**Stored items:**
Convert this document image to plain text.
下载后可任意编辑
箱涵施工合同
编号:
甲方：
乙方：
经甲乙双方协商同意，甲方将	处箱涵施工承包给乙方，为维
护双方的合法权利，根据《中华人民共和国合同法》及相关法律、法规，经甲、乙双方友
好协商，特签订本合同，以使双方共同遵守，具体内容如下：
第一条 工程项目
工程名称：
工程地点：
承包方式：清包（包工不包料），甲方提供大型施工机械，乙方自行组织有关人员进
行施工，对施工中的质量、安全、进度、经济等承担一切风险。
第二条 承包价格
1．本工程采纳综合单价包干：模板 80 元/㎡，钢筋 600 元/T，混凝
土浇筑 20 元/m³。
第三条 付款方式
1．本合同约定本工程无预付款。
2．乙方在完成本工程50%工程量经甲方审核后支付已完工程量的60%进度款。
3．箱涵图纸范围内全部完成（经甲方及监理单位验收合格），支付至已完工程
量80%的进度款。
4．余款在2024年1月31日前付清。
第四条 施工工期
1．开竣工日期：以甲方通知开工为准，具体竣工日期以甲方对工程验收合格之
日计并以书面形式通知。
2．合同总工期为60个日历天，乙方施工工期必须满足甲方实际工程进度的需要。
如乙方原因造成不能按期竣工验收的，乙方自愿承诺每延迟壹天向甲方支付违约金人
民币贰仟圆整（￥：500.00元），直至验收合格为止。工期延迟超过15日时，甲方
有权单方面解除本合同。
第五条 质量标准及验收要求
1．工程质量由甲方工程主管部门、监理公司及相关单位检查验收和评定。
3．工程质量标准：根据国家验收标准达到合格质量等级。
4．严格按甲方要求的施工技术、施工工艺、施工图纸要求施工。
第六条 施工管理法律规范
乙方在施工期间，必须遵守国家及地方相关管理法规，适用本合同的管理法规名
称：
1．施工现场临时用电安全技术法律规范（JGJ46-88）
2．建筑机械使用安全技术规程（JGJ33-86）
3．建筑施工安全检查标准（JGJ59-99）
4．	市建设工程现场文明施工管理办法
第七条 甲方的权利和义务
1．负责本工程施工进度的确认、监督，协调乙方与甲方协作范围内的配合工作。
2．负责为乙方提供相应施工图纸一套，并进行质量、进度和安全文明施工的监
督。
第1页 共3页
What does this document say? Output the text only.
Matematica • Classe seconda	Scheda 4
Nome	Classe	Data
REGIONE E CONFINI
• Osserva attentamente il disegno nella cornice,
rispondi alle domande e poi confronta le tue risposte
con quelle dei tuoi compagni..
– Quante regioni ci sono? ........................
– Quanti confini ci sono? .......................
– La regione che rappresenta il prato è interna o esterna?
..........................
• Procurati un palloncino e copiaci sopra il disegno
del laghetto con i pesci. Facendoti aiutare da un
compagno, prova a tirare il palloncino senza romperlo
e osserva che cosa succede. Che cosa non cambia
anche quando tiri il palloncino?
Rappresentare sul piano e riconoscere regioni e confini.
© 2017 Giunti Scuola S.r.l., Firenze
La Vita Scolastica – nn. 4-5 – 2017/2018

**Challenge:**
Return every line above in which the string "this" occurs.

**Written answer:**
Convert this document image to plain text.
What does this document say? Output the text only.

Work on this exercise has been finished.